Determine the number of lines in the listing below where the string "nhất" occurs; answer with the number alone.
— Begin Record extracts —
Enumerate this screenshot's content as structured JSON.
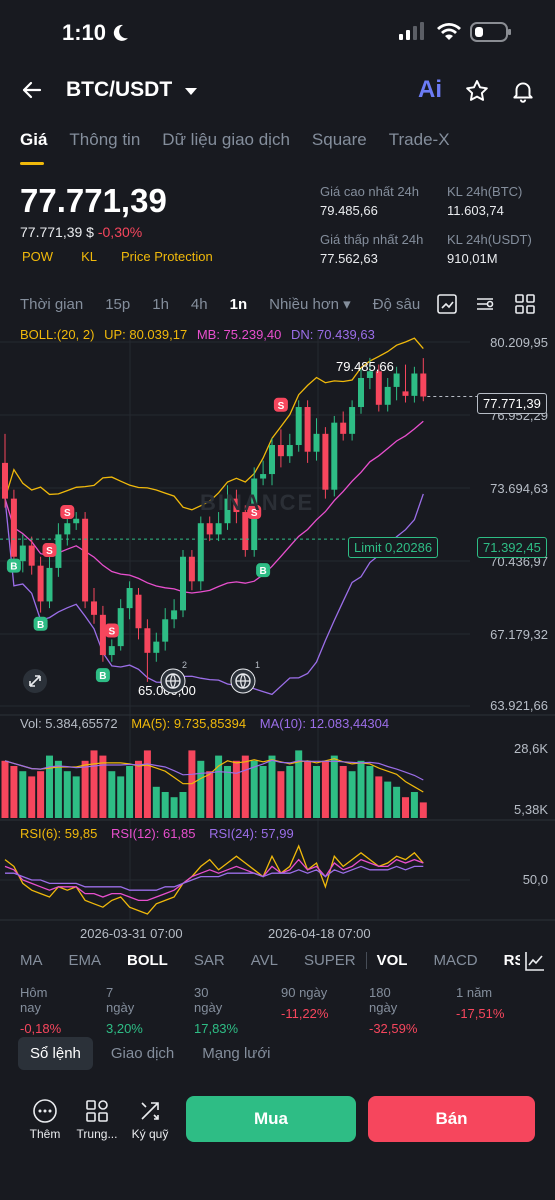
{
  "status_bar": {
    "time": "1:10"
  },
  "header": {
    "pair": "BTC/USDT",
    "ai_label": "Ai"
  },
  "tabs": [
    "Giá",
    "Thông tin",
    "Dữ liệu giao dịch",
    "Square",
    "Trade-X"
  ],
  "price": {
    "last": "77.771,39",
    "usd": "77.771,39 $",
    "change": "-0,30%",
    "tags": [
      "POW",
      "KL",
      "Price Protection"
    ]
  },
  "stats": {
    "high_label": "Giá cao nhất 24h",
    "high_value": "79.485,66",
    "low_label": "Giá thấp nhất 24h",
    "low_value": "77.562,63",
    "vol_btc_label": "KL 24h(BTC)",
    "vol_btc_value": "11.603,74",
    "vol_usdt_label": "KL 24h(USDT)",
    "vol_usdt_value": "910,01M"
  },
  "timebar": {
    "items": [
      "Thời gian",
      "15p",
      "1h",
      "4h",
      "1n",
      "Nhiều hơn ▾",
      "Độ sâu"
    ],
    "active": "1n"
  },
  "chart": {
    "boll": {
      "label": "BOLL:(20, 2)",
      "up": "UP: 80.039,17",
      "mb": "MB: 75.239,40",
      "dn": "DN: 70.439,63"
    },
    "price_axis": [
      "80.209,95",
      "76.952,29",
      "73.694,63",
      "70.436,97",
      "67.179,32",
      "63.921,66"
    ],
    "high_marker": "79.485,66",
    "low_marker": "65.000,00",
    "current_price_box": "77.771,39",
    "limit_label": "Limit 0,20286",
    "limit_price_box": "71.392,45",
    "watermark": "BINANCE",
    "vol": {
      "label": "Vol: 5.384,65572",
      "ma5": "MA(5): 9.735,85394",
      "ma10": "MA(10): 12.083,44304",
      "axis": [
        "28,6K",
        "5,38K"
      ]
    },
    "rsi": {
      "r6": "RSI(6): 59,85",
      "r12": "RSI(12): 61,85",
      "r24": "RSI(24): 57,99",
      "axis": "50,0"
    },
    "time_labels": [
      "2026-03-31 07:00",
      "2026-04-18 07:00"
    ],
    "badge_counts": [
      "2",
      "1"
    ]
  },
  "colors": {
    "up": "#2ebd85",
    "down": "#f6465d",
    "boll_up": "#f0b90b",
    "boll_mb": "#e84fce",
    "boll_dn": "#9b6ee8",
    "accent": "#f0b90b"
  },
  "indicator_tabs": [
    "MA",
    "EMA",
    "BOLL",
    "SAR",
    "AVL",
    "SUPER",
    "VOL",
    "MACD",
    "RSI"
  ],
  "performance": [
    {
      "label": "Hôm nay",
      "value": "-0,18%"
    },
    {
      "label": "7 ngày",
      "value": "3,20%"
    },
    {
      "label": "30 ngày",
      "value": "17,83%"
    },
    {
      "label": "90 ngày",
      "value": "-11,22%"
    },
    {
      "label": "180 ngày",
      "value": "-32,59%"
    },
    {
      "label": "1 năm",
      "value": "-17,51%"
    }
  ],
  "book_tabs": [
    "Sổ lệnh",
    "Giao dịch",
    "Mạng lưới"
  ],
  "bottom": {
    "more": "Thêm",
    "center": "Trung...",
    "margin": "Ký quỹ",
    "buy": "Mua",
    "sell": "Bán"
  },
  "candles": [
    {
      "o": 74.8,
      "c": 73.2,
      "h": 76.1,
      "l": 72.8
    },
    {
      "o": 73.2,
      "c": 70.6,
      "h": 73.6,
      "l": 70.3
    },
    {
      "o": 70.4,
      "c": 71.1,
      "h": 71.6,
      "l": 69.9
    },
    {
      "o": 71.1,
      "c": 70.2,
      "h": 71.5,
      "l": 69.8
    },
    {
      "o": 70.2,
      "c": 68.6,
      "h": 70.6,
      "l": 68.1
    },
    {
      "o": 68.6,
      "c": 70.1,
      "h": 70.6,
      "l": 68.3
    },
    {
      "o": 70.1,
      "c": 71.6,
      "h": 72.1,
      "l": 69.7
    },
    {
      "o": 71.6,
      "c": 72.1,
      "h": 72.6,
      "l": 71.1
    },
    {
      "o": 72.1,
      "c": 72.3,
      "h": 72.6,
      "l": 71.8
    },
    {
      "o": 72.3,
      "c": 68.6,
      "h": 72.6,
      "l": 68.3
    },
    {
      "o": 68.6,
      "c": 68.0,
      "h": 69.2,
      "l": 67.6
    },
    {
      "o": 68.0,
      "c": 66.2,
      "h": 68.4,
      "l": 65.9
    },
    {
      "o": 66.2,
      "c": 66.6,
      "h": 66.9,
      "l": 65.9
    },
    {
      "o": 66.6,
      "c": 68.3,
      "h": 68.7,
      "l": 66.4
    },
    {
      "o": 68.3,
      "c": 69.2,
      "h": 69.5,
      "l": 67.8
    },
    {
      "o": 68.9,
      "c": 67.4,
      "h": 69.2,
      "l": 66.9
    },
    {
      "o": 67.4,
      "c": 66.3,
      "h": 67.8,
      "l": 65.0
    },
    {
      "o": 66.3,
      "c": 66.8,
      "h": 67.2,
      "l": 65.9
    },
    {
      "o": 66.8,
      "c": 67.8,
      "h": 68.3,
      "l": 66.4
    },
    {
      "o": 67.8,
      "c": 68.2,
      "h": 68.7,
      "l": 67.4
    },
    {
      "o": 68.2,
      "c": 70.6,
      "h": 70.9,
      "l": 67.9
    },
    {
      "o": 70.6,
      "c": 69.5,
      "h": 70.9,
      "l": 69.1
    },
    {
      "o": 69.5,
      "c": 72.1,
      "h": 72.4,
      "l": 69.1
    },
    {
      "o": 72.1,
      "c": 71.6,
      "h": 72.4,
      "l": 71.3
    },
    {
      "o": 71.6,
      "c": 72.1,
      "h": 72.6,
      "l": 71.3
    },
    {
      "o": 72.1,
      "c": 73.2,
      "h": 73.8,
      "l": 71.8
    },
    {
      "o": 73.2,
      "c": 72.6,
      "h": 73.6,
      "l": 72.1
    },
    {
      "o": 72.6,
      "c": 70.9,
      "h": 72.9,
      "l": 70.6
    },
    {
      "o": 70.9,
      "c": 74.1,
      "h": 74.6,
      "l": 70.6
    },
    {
      "o": 74.1,
      "c": 74.3,
      "h": 74.9,
      "l": 73.8
    },
    {
      "o": 74.3,
      "c": 75.6,
      "h": 75.9,
      "l": 73.8
    },
    {
      "o": 75.6,
      "c": 75.1,
      "h": 76.3,
      "l": 74.6
    },
    {
      "o": 75.1,
      "c": 75.6,
      "h": 76.1,
      "l": 74.8
    },
    {
      "o": 75.6,
      "c": 77.3,
      "h": 77.6,
      "l": 75.3
    },
    {
      "o": 77.3,
      "c": 75.3,
      "h": 77.6,
      "l": 74.8
    },
    {
      "o": 75.3,
      "c": 76.1,
      "h": 76.8,
      "l": 74.9
    },
    {
      "o": 76.1,
      "c": 73.6,
      "h": 76.4,
      "l": 73.2
    },
    {
      "o": 73.6,
      "c": 76.6,
      "h": 76.9,
      "l": 73.3
    },
    {
      "o": 76.6,
      "c": 76.1,
      "h": 77.1,
      "l": 75.8
    },
    {
      "o": 76.1,
      "c": 77.3,
      "h": 77.6,
      "l": 75.8
    },
    {
      "o": 77.3,
      "c": 78.6,
      "h": 79.0,
      "l": 77.0
    },
    {
      "o": 78.6,
      "c": 78.9,
      "h": 79.5,
      "l": 78.1
    },
    {
      "o": 78.9,
      "c": 77.4,
      "h": 79.2,
      "l": 77.1
    },
    {
      "o": 77.4,
      "c": 78.2,
      "h": 78.6,
      "l": 77.1
    },
    {
      "o": 78.2,
      "c": 78.8,
      "h": 79.1,
      "l": 77.6
    },
    {
      "o": 78.0,
      "c": 77.8,
      "h": 79.2,
      "l": 77.5
    },
    {
      "o": 77.8,
      "c": 78.8,
      "h": 79.1,
      "l": 77.5
    },
    {
      "o": 78.8,
      "c": 77.77,
      "h": 79.49,
      "l": 77.56
    }
  ],
  "volumes": [
    22,
    20,
    18,
    16,
    18,
    24,
    22,
    18,
    16,
    22,
    26,
    24,
    18,
    16,
    20,
    22,
    26,
    12,
    10,
    8,
    10,
    26,
    22,
    18,
    24,
    20,
    22,
    24,
    22,
    20,
    24,
    18,
    20,
    26,
    22,
    20,
    22,
    24,
    20,
    18,
    22,
    20,
    16,
    14,
    12,
    8,
    10,
    6
  ],
  "rsi6": [
    62,
    58,
    48,
    44,
    42,
    40,
    46,
    44,
    46,
    38,
    36,
    34,
    38,
    40,
    34,
    32,
    30,
    36,
    38,
    40,
    48,
    52,
    58,
    62,
    56,
    60,
    64,
    60,
    56,
    52,
    64,
    54,
    58,
    70,
    56,
    60,
    46,
    64,
    58,
    62,
    66,
    62,
    58,
    60,
    64,
    62,
    66,
    60
  ],
  "rsi12": [
    58,
    56,
    50,
    48,
    46,
    44,
    46,
    46,
    46,
    42,
    42,
    40,
    42,
    42,
    40,
    38,
    38,
    40,
    42,
    44,
    48,
    52,
    54,
    56,
    54,
    56,
    58,
    56,
    54,
    52,
    58,
    54,
    56,
    62,
    56,
    58,
    52,
    60,
    56,
    58,
    62,
    60,
    58,
    58,
    62,
    60,
    62,
    60
  ],
  "rsi24": [
    54,
    54,
    52,
    50,
    50,
    48,
    48,
    48,
    48,
    46,
    46,
    46,
    46,
    46,
    44,
    44,
    44,
    44,
    46,
    46,
    48,
    50,
    52,
    52,
    52,
    54,
    54,
    54,
    54,
    52,
    54,
    54,
    54,
    56,
    54,
    56,
    52,
    56,
    54,
    56,
    58,
    56,
    56,
    56,
    58,
    56,
    58,
    58
  ]
}
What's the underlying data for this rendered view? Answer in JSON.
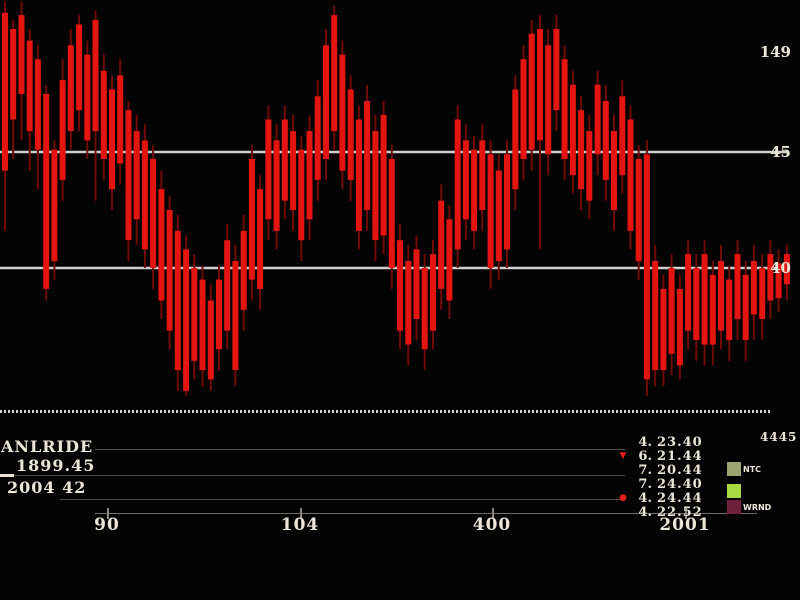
{
  "chart_data": {
    "type": "candlestick",
    "title": "",
    "background": "#030303",
    "candle_color": "#e41410",
    "wick_color": "#6f0a05",
    "level_line_color": "#cfcfcf",
    "ylim": [
      34.3,
      51.6
    ],
    "grid": false,
    "hlines": [
      {
        "price": 45,
        "label": "45"
      },
      {
        "price": 40,
        "label": "40"
      }
    ],
    "right_labels": [
      {
        "label": "149",
        "price": 49.3
      },
      {
        "label": "45",
        "price": 45
      },
      {
        "label": "40",
        "price": 40
      }
    ],
    "x_ticks": [
      {
        "label": "90",
        "x": 0.134
      },
      {
        "label": "104",
        "x": 0.375
      },
      {
        "label": "400",
        "x": 0.615
      },
      {
        "label": "2001",
        "x": 0.856
      }
    ],
    "candles": [
      [
        51.0,
        51.5,
        41.6,
        44.2
      ],
      [
        50.3,
        50.7,
        44.7,
        46.4
      ],
      [
        50.9,
        51.5,
        45.5,
        47.5
      ],
      [
        49.8,
        50.3,
        44.2,
        45.9
      ],
      [
        49.0,
        49.6,
        43.4,
        45.1
      ],
      [
        47.5,
        47.9,
        38.6,
        39.1
      ],
      [
        45.1,
        45.5,
        39.5,
        40.3
      ],
      [
        48.1,
        49.0,
        42.9,
        43.8
      ],
      [
        49.6,
        50.3,
        45.1,
        45.9
      ],
      [
        50.5,
        50.9,
        45.9,
        46.8
      ],
      [
        49.2,
        49.8,
        44.7,
        45.5
      ],
      [
        50.7,
        51.1,
        42.9,
        45.9
      ],
      [
        48.5,
        49.2,
        43.8,
        44.7
      ],
      [
        47.7,
        48.3,
        42.5,
        43.4
      ],
      [
        48.3,
        49.0,
        43.6,
        44.5
      ],
      [
        46.8,
        47.2,
        40.3,
        41.2
      ],
      [
        45.9,
        46.6,
        41.0,
        42.1
      ],
      [
        45.5,
        46.2,
        40.0,
        40.8
      ],
      [
        44.7,
        45.3,
        39.1,
        40.0
      ],
      [
        43.4,
        44.2,
        37.8,
        38.6
      ],
      [
        42.5,
        43.1,
        36.5,
        37.3
      ],
      [
        41.6,
        42.3,
        34.7,
        35.6
      ],
      [
        40.8,
        41.4,
        34.5,
        34.7
      ],
      [
        40.0,
        40.6,
        35.2,
        36.0
      ],
      [
        39.5,
        40.1,
        34.9,
        35.6
      ],
      [
        38.6,
        39.3,
        34.7,
        35.2
      ],
      [
        39.5,
        40.1,
        35.6,
        36.5
      ],
      [
        41.2,
        41.9,
        36.5,
        37.3
      ],
      [
        40.3,
        41.0,
        34.9,
        35.6
      ],
      [
        41.6,
        42.3,
        37.3,
        38.2
      ],
      [
        44.7,
        45.3,
        38.6,
        39.5
      ],
      [
        43.4,
        44.0,
        38.2,
        39.1
      ],
      [
        46.4,
        47.0,
        41.2,
        42.1
      ],
      [
        45.5,
        46.2,
        40.8,
        41.6
      ],
      [
        46.4,
        47.0,
        42.1,
        42.9
      ],
      [
        45.9,
        46.6,
        41.6,
        42.5
      ],
      [
        45.1,
        45.7,
        40.3,
        41.2
      ],
      [
        45.9,
        46.6,
        41.2,
        42.1
      ],
      [
        47.4,
        48.1,
        42.9,
        43.8
      ],
      [
        49.6,
        50.3,
        43.8,
        44.7
      ],
      [
        50.9,
        51.3,
        45.1,
        45.9
      ],
      [
        49.2,
        49.8,
        43.4,
        44.2
      ],
      [
        47.7,
        48.3,
        42.9,
        43.8
      ],
      [
        46.4,
        47.0,
        40.8,
        41.6
      ],
      [
        47.2,
        47.9,
        41.6,
        42.5
      ],
      [
        45.9,
        46.6,
        40.3,
        41.2
      ],
      [
        46.6,
        47.2,
        40.6,
        41.4
      ],
      [
        44.7,
        45.3,
        39.1,
        40.0
      ],
      [
        41.2,
        41.9,
        36.5,
        37.3
      ],
      [
        40.3,
        41.0,
        35.8,
        36.7
      ],
      [
        40.8,
        41.4,
        36.9,
        37.8
      ],
      [
        40.0,
        40.6,
        35.6,
        36.5
      ],
      [
        40.6,
        41.2,
        36.5,
        37.3
      ],
      [
        42.9,
        43.6,
        38.2,
        39.1
      ],
      [
        42.1,
        42.7,
        37.8,
        38.6
      ],
      [
        46.4,
        47.0,
        40.0,
        40.8
      ],
      [
        45.5,
        46.2,
        41.2,
        42.1
      ],
      [
        45.1,
        45.7,
        40.8,
        41.6
      ],
      [
        45.5,
        46.2,
        41.6,
        42.5
      ],
      [
        44.9,
        45.5,
        39.1,
        40.0
      ],
      [
        44.2,
        44.9,
        39.5,
        40.3
      ],
      [
        44.9,
        45.5,
        40.0,
        40.8
      ],
      [
        47.7,
        48.3,
        42.5,
        43.4
      ],
      [
        49.0,
        49.6,
        43.8,
        44.7
      ],
      [
        50.1,
        50.7,
        44.2,
        45.1
      ],
      [
        50.3,
        50.9,
        40.8,
        45.5
      ],
      [
        49.6,
        50.3,
        44.0,
        44.9
      ],
      [
        50.3,
        50.9,
        45.9,
        46.8
      ],
      [
        49.0,
        49.6,
        43.8,
        44.7
      ],
      [
        47.9,
        48.5,
        43.2,
        44.0
      ],
      [
        46.8,
        47.4,
        42.5,
        43.4
      ],
      [
        45.9,
        46.6,
        42.1,
        42.9
      ],
      [
        47.9,
        48.5,
        44.0,
        44.9
      ],
      [
        47.2,
        47.9,
        42.9,
        43.8
      ],
      [
        45.9,
        46.6,
        41.6,
        42.5
      ],
      [
        47.4,
        48.1,
        43.2,
        44.0
      ],
      [
        46.4,
        47.0,
        40.8,
        41.6
      ],
      [
        44.7,
        45.3,
        39.5,
        40.3
      ],
      [
        44.9,
        45.5,
        34.5,
        35.2
      ],
      [
        40.3,
        41.0,
        34.9,
        35.6
      ],
      [
        39.1,
        39.7,
        34.9,
        35.6
      ],
      [
        40.0,
        40.6,
        35.4,
        36.3
      ],
      [
        39.1,
        39.7,
        35.2,
        35.8
      ],
      [
        40.6,
        41.2,
        36.5,
        37.3
      ],
      [
        40.0,
        40.6,
        36.0,
        36.9
      ],
      [
        40.6,
        41.2,
        35.8,
        36.7
      ],
      [
        39.7,
        40.3,
        35.8,
        36.7
      ],
      [
        40.3,
        41.0,
        36.5,
        37.3
      ],
      [
        39.5,
        40.1,
        36.0,
        36.9
      ],
      [
        40.6,
        41.2,
        36.9,
        37.8
      ],
      [
        39.7,
        40.3,
        36.0,
        36.9
      ],
      [
        40.3,
        41.0,
        36.9,
        38.0
      ],
      [
        40.0,
        40.6,
        36.9,
        37.8
      ],
      [
        40.6,
        41.2,
        37.8,
        38.6
      ],
      [
        40.2,
        40.8,
        38.1,
        38.7
      ],
      [
        40.6,
        41.0,
        38.6,
        39.3
      ]
    ]
  },
  "footer": {
    "instrument": "ANLRIDE",
    "line2": "1899.45",
    "line3": "2004 42",
    "corner_value": "4445",
    "readout_rows": [
      {
        "marker": "",
        "n": "4.",
        "v": "23.40"
      },
      {
        "marker": "▼",
        "n": "6.",
        "v": "21.44"
      },
      {
        "marker": "",
        "n": "7.",
        "v": "20.44"
      },
      {
        "marker": "",
        "n": "7.",
        "v": "24.40"
      },
      {
        "marker": "●",
        "n": "4.",
        "v": "24.44"
      },
      {
        "marker": "",
        "n": "4.",
        "v": "22.52"
      }
    ],
    "legend": [
      {
        "label": "NTC",
        "color": "#9aa470"
      },
      {
        "label": "",
        "color": "#a8d944"
      },
      {
        "label": "WRND",
        "color": "#70203c"
      }
    ]
  }
}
— End Record extracts —
**Solution to the exercise**.
2